◆ **Your goal**
From the listing below, pull each line that includes "fill".

(Figure contents as structured data)
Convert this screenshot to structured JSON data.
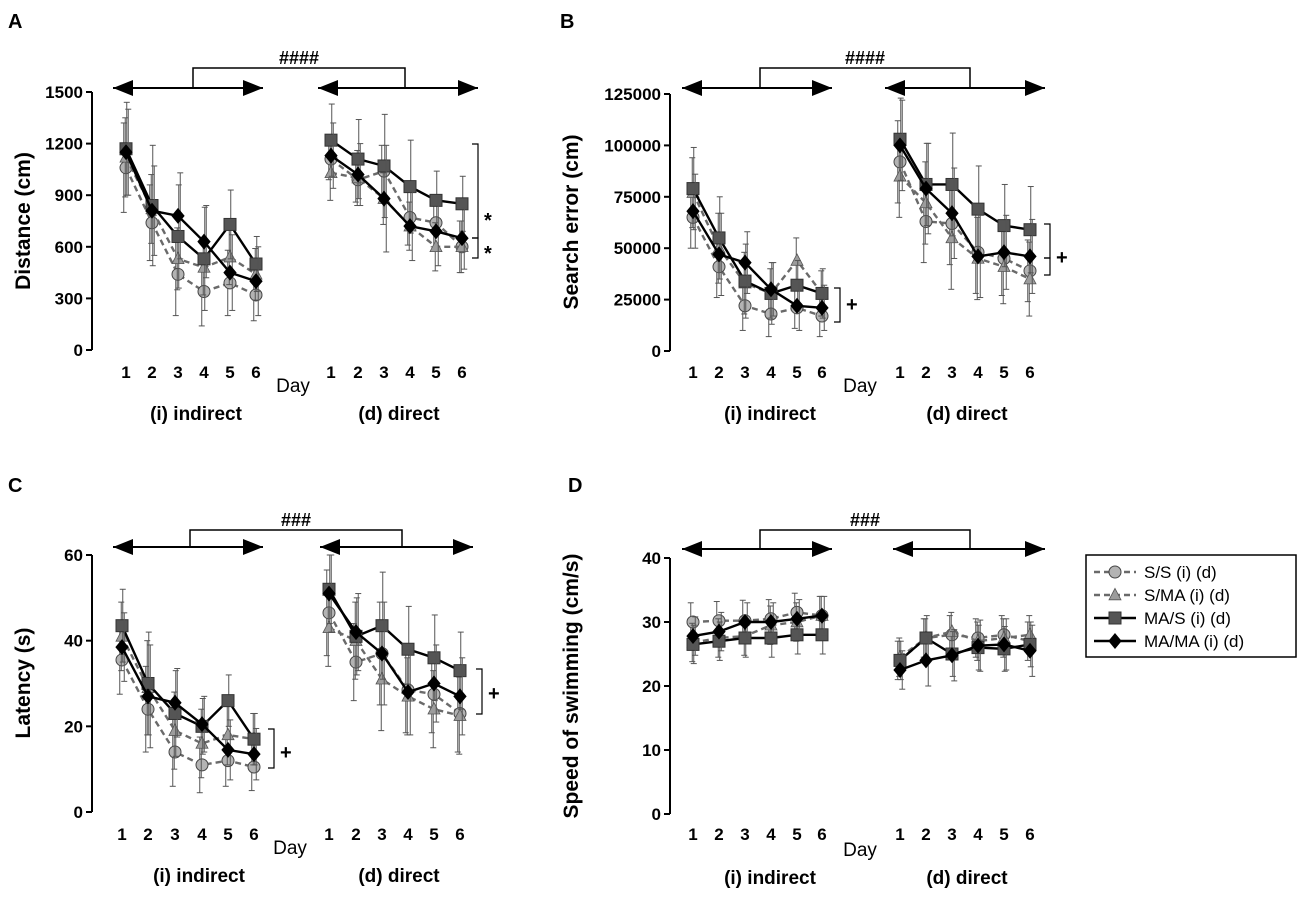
{
  "legend": {
    "entries": [
      {
        "label": "S/S (i) (d)",
        "marker": "circle",
        "fill": "#b3b3b3",
        "dashed": true
      },
      {
        "label": "S/MA (i) (d)",
        "marker": "triangle",
        "fill": "#9c9c9c",
        "dashed": true
      },
      {
        "label": "MA/S (i) (d)",
        "marker": "square",
        "fill": "#555555",
        "dashed": false
      },
      {
        "label": "MA/MA (i) (d)",
        "marker": "diamond",
        "fill": "#000000",
        "dashed": false
      }
    ]
  },
  "chart_data": [
    {
      "panel": "A",
      "type": "line",
      "ylabel": "Distance (cm)",
      "xlabel": "Day",
      "ylim": [
        0,
        1500
      ],
      "yticks": [
        0,
        300,
        600,
        900,
        1200,
        1500
      ],
      "days": [
        "1",
        "2",
        "3",
        "4",
        "5",
        "6"
      ],
      "group_labels": [
        "(i) indirect",
        "(d) direct"
      ],
      "bracket_label": "####",
      "sig": [
        "*",
        "*"
      ],
      "series": [
        {
          "name": "S/S (i) (d)",
          "values": [
            1060,
            740,
            440,
            340,
            390,
            320,
            1110,
            990,
            1040,
            770,
            740,
            600
          ],
          "errors": [
            260,
            220,
            240,
            200,
            190,
            150,
            120,
            130,
            150,
            160,
            140,
            150
          ]
        },
        {
          "name": "S/MA (i) (d)",
          "values": [
            1120,
            820,
            530,
            480,
            540,
            440,
            1030,
            1000,
            880,
            720,
            600,
            600
          ],
          "errors": [
            230,
            200,
            180,
            160,
            160,
            150,
            160,
            160,
            150,
            140,
            140,
            150
          ]
        },
        {
          "name": "MA/S (i) (d)",
          "values": [
            1170,
            840,
            660,
            530,
            730,
            500,
            1220,
            1110,
            1070,
            950,
            870,
            850
          ],
          "errors": [
            270,
            350,
            300,
            300,
            200,
            160,
            210,
            230,
            300,
            270,
            170,
            160
          ]
        },
        {
          "name": "MA/MA (i) (d)",
          "values": [
            1150,
            810,
            780,
            630,
            450,
            400,
            1130,
            1020,
            880,
            720,
            690,
            650
          ],
          "errors": [
            250,
            260,
            250,
            210,
            220,
            200,
            190,
            180,
            310,
            200,
            200,
            180
          ]
        }
      ]
    },
    {
      "panel": "B",
      "type": "line",
      "ylabel": "Search error (cm)",
      "xlabel": "Day",
      "ylim": [
        0,
        125000
      ],
      "yticks": [
        0,
        25000,
        50000,
        75000,
        100000,
        125000
      ],
      "days": [
        "1",
        "2",
        "3",
        "4",
        "5",
        "6"
      ],
      "group_labels": [
        "(i) indirect",
        "(d) direct"
      ],
      "bracket_label": "####",
      "sig": [
        "+",
        "+"
      ],
      "series": [
        {
          "name": "S/S (i) (d)",
          "values": [
            65000,
            41000,
            22000,
            18000,
            21000,
            17000,
            92000,
            63000,
            62000,
            48000,
            45000,
            39000
          ],
          "errors": [
            15000,
            15000,
            12000,
            11000,
            10000,
            10000,
            20000,
            20000,
            20000,
            20000,
            18000,
            15000
          ]
        },
        {
          "name": "S/MA (i) (d)",
          "values": [
            77000,
            50000,
            33000,
            28000,
            44000,
            28000,
            85000,
            72000,
            55000,
            45000,
            41000,
            35000
          ],
          "errors": [
            17000,
            17000,
            15000,
            12000,
            11000,
            11000,
            20000,
            20000,
            25000,
            20000,
            18000,
            18000
          ]
        },
        {
          "name": "MA/S (i) (d)",
          "values": [
            79000,
            55000,
            34000,
            28000,
            32000,
            28000,
            103000,
            81000,
            81000,
            69000,
            61000,
            59000
          ],
          "errors": [
            20000,
            20000,
            18000,
            15000,
            12000,
            12000,
            20000,
            20000,
            25000,
            21000,
            20000,
            21000
          ]
        },
        {
          "name": "MA/MA (i) (d)",
          "values": [
            68000,
            47000,
            43000,
            30000,
            22000,
            21000,
            100000,
            79000,
            67000,
            46000,
            48000,
            46000
          ],
          "errors": [
            18000,
            20000,
            15000,
            13000,
            12000,
            11000,
            22000,
            22000,
            22000,
            20000,
            18000,
            18000
          ]
        }
      ]
    },
    {
      "panel": "C",
      "type": "line",
      "ylabel": "Latency (s)",
      "xlabel": "Day",
      "ylim": [
        0,
        60
      ],
      "yticks": [
        0,
        20,
        40,
        60
      ],
      "days": [
        "1",
        "2",
        "3",
        "4",
        "5",
        "6"
      ],
      "group_labels": [
        "(i) indirect",
        "(d) direct"
      ],
      "bracket_label": "###",
      "sig": [
        "+",
        "+"
      ],
      "series": [
        {
          "name": "S/S (i) (d)",
          "values": [
            35.5,
            24,
            14,
            11,
            12,
            10.5,
            46.5,
            35,
            37,
            28.5,
            27.5,
            23
          ],
          "errors": [
            8,
            10,
            8,
            6.5,
            6,
            5.5,
            10,
            9,
            12,
            10,
            9,
            9
          ]
        },
        {
          "name": "S/MA (i) (d)",
          "values": [
            41,
            29,
            19,
            16,
            18,
            17,
            43,
            40,
            31,
            27,
            24,
            22.5
          ],
          "errors": [
            8,
            11,
            9,
            8,
            7,
            6,
            9,
            9,
            12,
            9,
            9,
            9
          ]
        },
        {
          "name": "MA/S (i) (d)",
          "values": [
            43.5,
            30,
            23,
            20,
            26,
            17,
            52,
            41,
            43.5,
            38,
            36,
            33
          ],
          "errors": [
            8.5,
            12,
            10,
            6.5,
            6,
            6,
            8,
            9,
            12.5,
            10,
            10,
            9
          ]
        },
        {
          "name": "MA/MA (i) (d)",
          "values": [
            38.5,
            27,
            25.5,
            20.5,
            14.5,
            13.5,
            51,
            42,
            37,
            28,
            30,
            27
          ],
          "errors": [
            8,
            12,
            8,
            6.5,
            7,
            6,
            9,
            9,
            12,
            10,
            9,
            9
          ]
        }
      ]
    },
    {
      "panel": "D",
      "type": "line",
      "ylabel": "Speed of swimming (cm/s)",
      "xlabel": "Day",
      "ylim": [
        0,
        40
      ],
      "yticks": [
        0,
        10,
        20,
        30,
        40
      ],
      "days": [
        "1",
        "2",
        "3",
        "4",
        "5",
        "6"
      ],
      "group_labels": [
        "(i) indirect",
        "(d) direct"
      ],
      "bracket_label": "###",
      "sig": [],
      "series": [
        {
          "name": "S/S (i) (d)",
          "values": [
            30,
            30.2,
            30.2,
            30.5,
            31.5,
            31,
            24,
            27.5,
            28,
            27.5,
            28,
            27
          ],
          "errors": [
            3,
            3,
            3.2,
            3,
            3,
            3,
            3,
            3,
            3,
            3,
            3,
            3
          ]
        },
        {
          "name": "S/MA (i) (d)",
          "values": [
            26.8,
            27.5,
            27.8,
            29.5,
            30,
            31,
            24.5,
            27.5,
            28.5,
            27,
            27.5,
            28
          ],
          "errors": [
            3,
            3,
            3,
            3,
            3,
            3,
            3,
            3,
            3,
            3,
            3,
            3
          ]
        },
        {
          "name": "MA/S (i) (d)",
          "values": [
            26.5,
            27,
            27.5,
            27.5,
            28,
            28,
            24,
            27.5,
            25,
            26,
            25.8,
            26.5
          ],
          "errors": [
            3,
            3,
            3,
            3,
            3,
            3,
            3,
            3.5,
            3.5,
            3.5,
            3.5,
            3.5
          ]
        },
        {
          "name": "MA/MA (i) (d)",
          "values": [
            27.8,
            28.5,
            30,
            30,
            30.5,
            31,
            22.5,
            24,
            24.8,
            26.3,
            26.5,
            25.5
          ],
          "errors": [
            3,
            3,
            3,
            3,
            3,
            3,
            3,
            4,
            4,
            4,
            4,
            4
          ]
        }
      ]
    }
  ]
}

◆ **The response**
        "fill": "#b3b3b3",
        "fill": "#9c9c9c",
        "fill": "#555555",
        "fill": "#000000",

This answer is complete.